Goal
Repeat, exactly and in full, the lines of the listing below, but without any pictures.

Supplied material
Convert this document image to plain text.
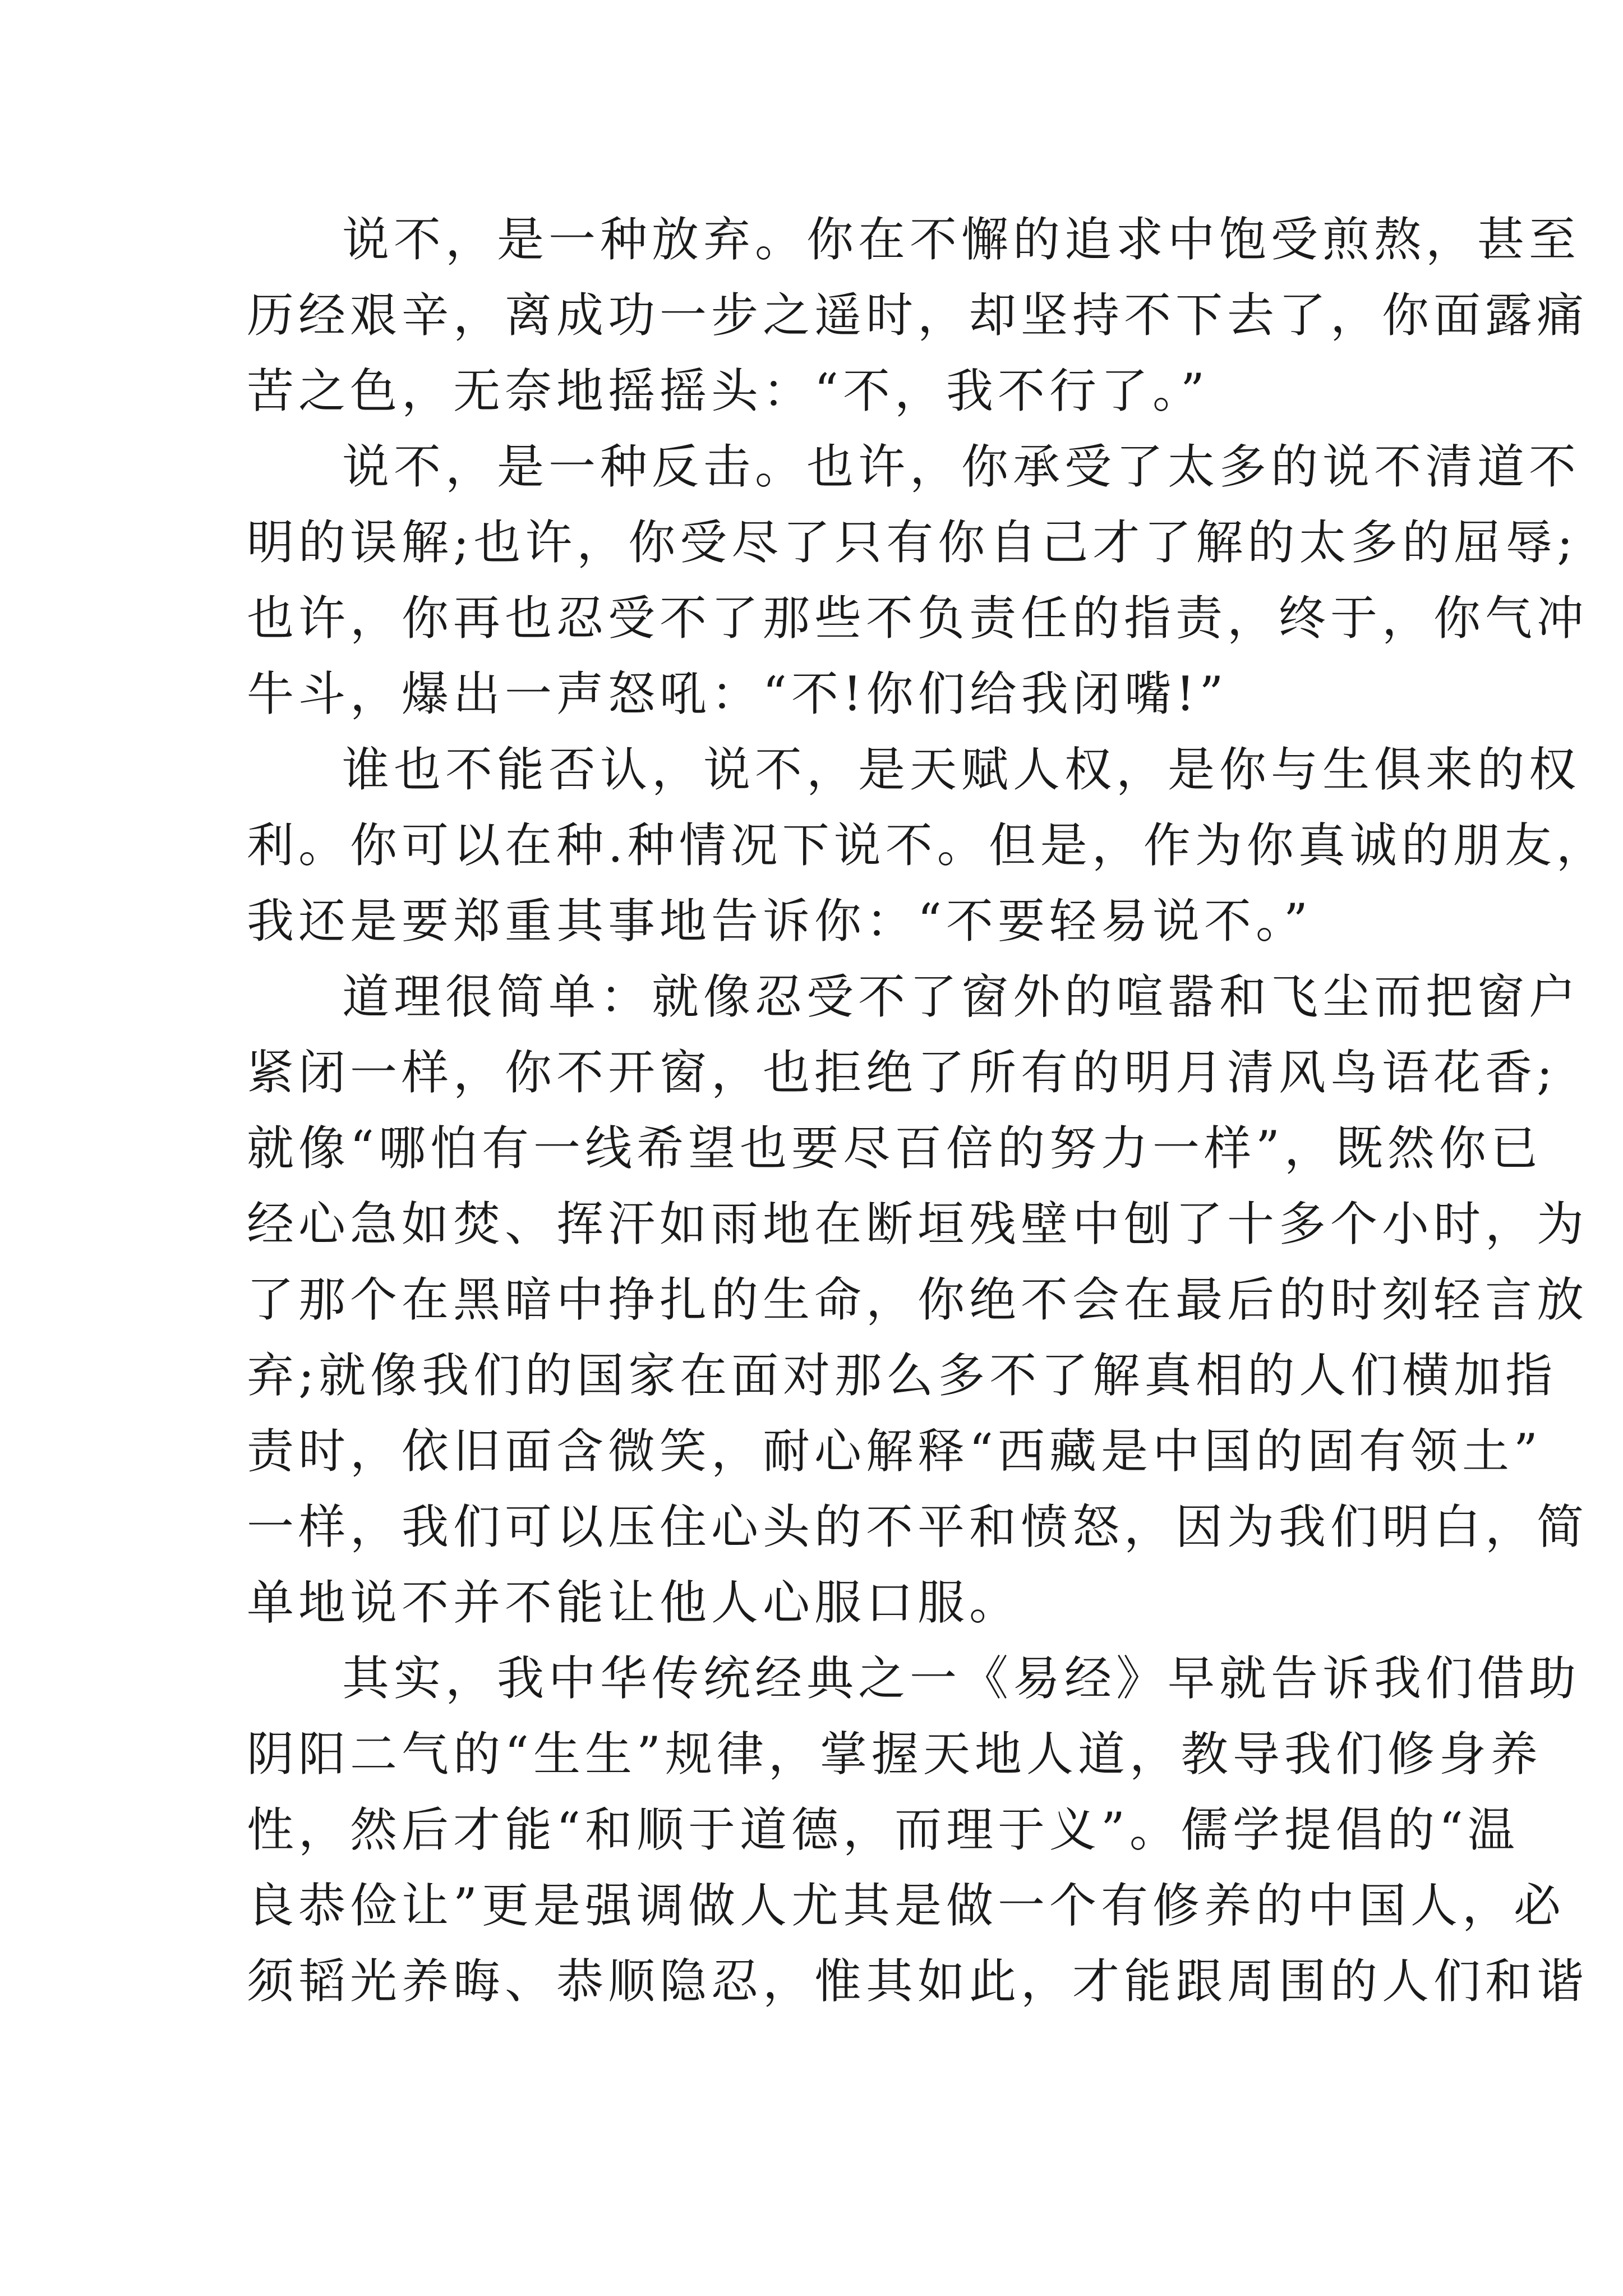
说不，是一种放弃。你在不懈的追求中饱受煎熬，甚至
历经艰辛，离成功一步之遥时，却坚持不下去了，你面露痛
苦之色，无奈地摇摇头：“不，我不行了。”
说不，是一种反击。也许，你承受了太多的说不清道不
明的误解;也许，你受尽了只有你自己才了解的太多的屈辱;
也许，你再也忍受不了那些不负责任的指责，终于，你气冲
牛斗，爆出一声怒吼：“不!你们给我闭嘴!”
谁也不能否认，说不，是天赋人权，是你与生俱来的权
利。你可以在种.种情况下说不。但是，作为你真诚的朋友，
我还是要郑重其事地告诉你：“不要轻易说不。”
道理很简单：就像忍受不了窗外的喧嚣和飞尘而把窗户
紧闭一样，你不开窗，也拒绝了所有的明月清风鸟语花香;
就像“哪怕有一线希望也要尽百倍的努力一样”，既然你已
经心急如焚、挥汗如雨地在断垣残壁中刨了十多个小时，为
了那个在黑暗中挣扎的生命，你绝不会在最后的时刻轻言放
弃;就像我们的国家在面对那么多不了解真相的人们横加指
责时，依旧面含微笑，耐心解释“西藏是中国的固有领土”
一样，我们可以压住心头的不平和愤怒，因为我们明白，简
单地说不并不能让他人心服口服。
其实，我中华传统经典之一《易经》早就告诉我们借助
阴阳二气的“生生”规律，掌握天地人道，教导我们修身养
性，然后才能“和顺于道德，而理于义”。儒学提倡的“温
良恭俭让”更是强调做人尤其是做一个有修养的中国人，必
须韬光养晦、恭顺隐忍，惟其如此，才能跟周围的人们和谐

Exercise response
Convert this document image to plain text.
说不，是一种放弃。你在不懈的追求中饱受煎熬，甚至
历经艰辛，离成功一步之遥时，却坚持不下去了，你面露痛
苦之色，无奈地摇摇头：“不，我不行了。”
说不，是一种反击。也许，你承受了太多的说不清道不
明的误解;也许，你受尽了只有你自己才了解的太多的屈辱;
也许，你再也忍受不了那些不负责任的指责，终于，你气冲
牛斗，爆出一声怒吼：“不!你们给我闭嘴!”
谁也不能否认，说不，是天赋人权，是你与生俱来的权
利。你可以在种.种情况下说不。但是，作为你真诚的朋友，
我还是要郑重其事地告诉你：“不要轻易说不。”
道理很简单：就像忍受不了窗外的喧嚣和飞尘而把窗户
紧闭一样，你不开窗，也拒绝了所有的明月清风鸟语花香;
就像“哪怕有一线希望也要尽百倍的努力一样”，既然你已
经心急如焚、挥汗如雨地在断垣残壁中刨了十多个小时，为
了那个在黑暗中挣扎的生命，你绝不会在最后的时刻轻言放
弃;就像我们的国家在面对那么多不了解真相的人们横加指
责时，依旧面含微笑，耐心解释“西藏是中国的固有领土”
一样，我们可以压住心头的不平和愤怒，因为我们明白，简
单地说不并不能让他人心服口服。
其实，我中华传统经典之一《易经》早就告诉我们借助
阴阳二气的“生生”规律，掌握天地人道，教导我们修身养
性，然后才能“和顺于道德，而理于义”。儒学提倡的“温
良恭俭让”更是强调做人尤其是做一个有修养的中国人，必
须韬光养晦、恭顺隐忍，惟其如此，才能跟周围的人们和谐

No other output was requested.